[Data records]
start
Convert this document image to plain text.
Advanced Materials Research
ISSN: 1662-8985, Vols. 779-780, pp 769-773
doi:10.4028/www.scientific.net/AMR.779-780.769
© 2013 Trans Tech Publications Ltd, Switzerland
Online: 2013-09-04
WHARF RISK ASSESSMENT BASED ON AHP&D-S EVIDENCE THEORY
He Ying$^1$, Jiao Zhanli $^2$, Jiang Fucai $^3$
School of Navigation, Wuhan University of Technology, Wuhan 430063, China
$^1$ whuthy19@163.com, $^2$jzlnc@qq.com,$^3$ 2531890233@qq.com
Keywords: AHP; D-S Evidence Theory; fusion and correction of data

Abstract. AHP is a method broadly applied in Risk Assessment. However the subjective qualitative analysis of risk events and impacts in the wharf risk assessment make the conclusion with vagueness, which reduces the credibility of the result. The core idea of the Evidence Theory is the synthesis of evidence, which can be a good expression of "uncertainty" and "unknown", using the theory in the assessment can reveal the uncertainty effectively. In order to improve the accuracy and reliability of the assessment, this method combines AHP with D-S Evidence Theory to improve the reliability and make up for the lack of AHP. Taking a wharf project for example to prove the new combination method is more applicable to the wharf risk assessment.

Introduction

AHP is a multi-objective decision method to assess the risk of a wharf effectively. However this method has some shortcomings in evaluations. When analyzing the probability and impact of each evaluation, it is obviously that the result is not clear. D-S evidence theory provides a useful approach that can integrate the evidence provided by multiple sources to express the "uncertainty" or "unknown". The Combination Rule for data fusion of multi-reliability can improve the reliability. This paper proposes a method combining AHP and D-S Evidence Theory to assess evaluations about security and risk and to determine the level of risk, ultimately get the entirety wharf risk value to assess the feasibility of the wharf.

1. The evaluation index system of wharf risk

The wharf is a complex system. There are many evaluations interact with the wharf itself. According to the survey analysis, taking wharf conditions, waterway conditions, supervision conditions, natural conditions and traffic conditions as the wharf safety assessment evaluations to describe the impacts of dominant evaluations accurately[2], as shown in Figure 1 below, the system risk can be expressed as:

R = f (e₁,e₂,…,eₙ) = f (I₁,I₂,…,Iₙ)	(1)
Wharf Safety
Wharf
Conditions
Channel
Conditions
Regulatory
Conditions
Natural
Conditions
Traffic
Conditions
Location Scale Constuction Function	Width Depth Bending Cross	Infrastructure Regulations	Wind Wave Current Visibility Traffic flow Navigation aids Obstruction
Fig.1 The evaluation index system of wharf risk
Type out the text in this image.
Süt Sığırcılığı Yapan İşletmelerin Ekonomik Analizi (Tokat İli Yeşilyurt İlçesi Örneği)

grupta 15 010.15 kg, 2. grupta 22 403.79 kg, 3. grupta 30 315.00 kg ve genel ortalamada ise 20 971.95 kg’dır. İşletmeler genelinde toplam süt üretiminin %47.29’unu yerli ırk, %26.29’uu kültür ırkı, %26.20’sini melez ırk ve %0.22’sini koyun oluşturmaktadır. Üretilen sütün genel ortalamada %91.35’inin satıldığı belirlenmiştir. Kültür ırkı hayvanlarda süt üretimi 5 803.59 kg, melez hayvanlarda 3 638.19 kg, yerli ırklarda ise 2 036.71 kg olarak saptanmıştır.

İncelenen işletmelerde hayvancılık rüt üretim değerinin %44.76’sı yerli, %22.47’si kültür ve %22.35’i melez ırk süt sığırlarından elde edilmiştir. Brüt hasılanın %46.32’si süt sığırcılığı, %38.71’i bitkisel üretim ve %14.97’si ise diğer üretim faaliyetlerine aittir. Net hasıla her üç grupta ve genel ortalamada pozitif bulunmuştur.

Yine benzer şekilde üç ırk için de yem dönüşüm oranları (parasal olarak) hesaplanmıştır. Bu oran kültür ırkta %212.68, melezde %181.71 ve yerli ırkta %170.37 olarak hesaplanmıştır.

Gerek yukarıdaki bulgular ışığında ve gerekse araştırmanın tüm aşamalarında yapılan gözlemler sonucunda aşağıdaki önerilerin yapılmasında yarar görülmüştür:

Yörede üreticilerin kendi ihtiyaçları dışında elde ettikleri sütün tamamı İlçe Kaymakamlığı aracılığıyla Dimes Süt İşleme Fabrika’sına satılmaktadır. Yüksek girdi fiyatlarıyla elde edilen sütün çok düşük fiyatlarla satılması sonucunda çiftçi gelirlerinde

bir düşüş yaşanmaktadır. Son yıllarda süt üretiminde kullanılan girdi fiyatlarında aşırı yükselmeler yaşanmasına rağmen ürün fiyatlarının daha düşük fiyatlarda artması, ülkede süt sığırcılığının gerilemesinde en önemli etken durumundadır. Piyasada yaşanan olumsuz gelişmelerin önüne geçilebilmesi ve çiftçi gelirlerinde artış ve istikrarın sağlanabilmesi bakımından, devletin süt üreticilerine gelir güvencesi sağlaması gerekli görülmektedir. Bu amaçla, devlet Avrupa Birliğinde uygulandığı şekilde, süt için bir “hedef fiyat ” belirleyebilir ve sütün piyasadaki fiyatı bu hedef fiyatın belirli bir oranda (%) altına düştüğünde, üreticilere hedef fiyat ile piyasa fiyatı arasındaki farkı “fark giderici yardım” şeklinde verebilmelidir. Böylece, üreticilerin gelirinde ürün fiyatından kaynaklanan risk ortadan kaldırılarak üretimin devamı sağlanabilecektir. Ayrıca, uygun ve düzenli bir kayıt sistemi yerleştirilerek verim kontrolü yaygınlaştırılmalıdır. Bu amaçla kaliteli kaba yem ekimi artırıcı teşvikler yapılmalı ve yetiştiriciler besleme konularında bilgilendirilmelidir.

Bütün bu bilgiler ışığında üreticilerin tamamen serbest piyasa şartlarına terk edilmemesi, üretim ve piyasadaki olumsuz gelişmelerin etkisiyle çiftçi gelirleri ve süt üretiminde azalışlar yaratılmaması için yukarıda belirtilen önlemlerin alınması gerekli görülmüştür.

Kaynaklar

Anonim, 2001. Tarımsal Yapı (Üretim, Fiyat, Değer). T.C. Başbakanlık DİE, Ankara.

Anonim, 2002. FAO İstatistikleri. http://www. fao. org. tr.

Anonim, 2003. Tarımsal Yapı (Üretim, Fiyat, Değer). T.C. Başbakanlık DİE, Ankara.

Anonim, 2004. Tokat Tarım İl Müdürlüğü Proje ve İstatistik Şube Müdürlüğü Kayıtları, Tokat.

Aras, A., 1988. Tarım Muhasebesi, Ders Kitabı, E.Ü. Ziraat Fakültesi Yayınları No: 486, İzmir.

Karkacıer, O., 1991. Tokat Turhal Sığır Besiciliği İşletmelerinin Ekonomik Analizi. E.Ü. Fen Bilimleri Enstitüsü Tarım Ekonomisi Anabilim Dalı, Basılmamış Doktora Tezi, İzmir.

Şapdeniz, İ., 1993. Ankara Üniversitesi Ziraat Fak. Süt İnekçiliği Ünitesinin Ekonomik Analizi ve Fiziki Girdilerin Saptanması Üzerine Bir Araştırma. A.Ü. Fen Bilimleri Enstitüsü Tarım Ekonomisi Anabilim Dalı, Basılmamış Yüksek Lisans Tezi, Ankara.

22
end
■ YOUR TASK
Look through the data and show every line containing "sütün".

■ REPLY TO THE TASK
grupta 15 010.15 kg, 2. grupta 22 403.79 kg, 3. grupta 30 315.00 kg ve genel ortalamada ise 20 971.95 kg’dır. İşletmeler genelinde toplam süt üretiminin %47.29’unu yerli ırk, %26.29’uu kültür ırkı, %26.20’sini melez ırk ve %0.22’sini koyun oluşturmaktadır. Üretilen sütün genel ortalamada %91.35’inin satıldığı belirlenmiştir. Kültür ırkı hayvanlarda süt üretimi 5 803.59 kg, melez hayvanlarda 3 638.19 kg, yerli ırklarda ise 2 036.71 kg olarak saptanmıştır.
Yörede üreticilerin kendi ihtiyaçları dışında elde ettikleri sütün tamamı İlçe Kaymakamlığı aracılığıyla Dimes Süt İşleme Fabrika’sına satılmaktadır. Yüksek girdi fiyatlarıyla elde edilen sütün çok düşük fiyatlarla satılması sonucunda çiftçi gelirlerinde
bir düşüş yaşanmaktadır. Son yıllarda süt üretiminde kullanılan girdi fiyatlarında aşırı yükselmeler yaşanmasına rağmen ürün fiyatlarının daha düşük fiyatlarda artması, ülkede süt sığırcılığının gerilemesinde en önemli etken durumundadır. Piyasada yaşanan olumsuz gelişmelerin önüne geçilebilmesi ve çiftçi gelirlerinde artış ve istikrarın sağlanabilmesi bakımından, devletin süt üreticilerine gelir güvencesi sağlaması gerekli görülmektedir. Bu amaçla, devlet Avrupa Birliğinde uygulandığı şekilde, süt için bir “hedef fiyat ” belirleyebilir ve sütün piyasadaki fiyatı bu hedef fiyatın belirli bir oranda (%) altına düştüğünde, üreticilere hedef fiyat ile piyasa fiyatı arasındaki farkı “fark giderici yardım” şeklinde verebilmelidir. Böylece, üreticilerin gelirinde ürün fiyatından kaynaklanan risk ortadan kaldırılarak üretimin devamı sağlanabilecektir. Ayrıca, uygun ve düzenli bir kayıt sistemi yerleştirilerek verim kontrolü yaygınlaştırılmalıdır. Bu amaçla kaliteli kaba yem ekimi artırıcı teşvikler yapılmalı ve yetiştiriciler besleme konularında bilgilendirilmelidir.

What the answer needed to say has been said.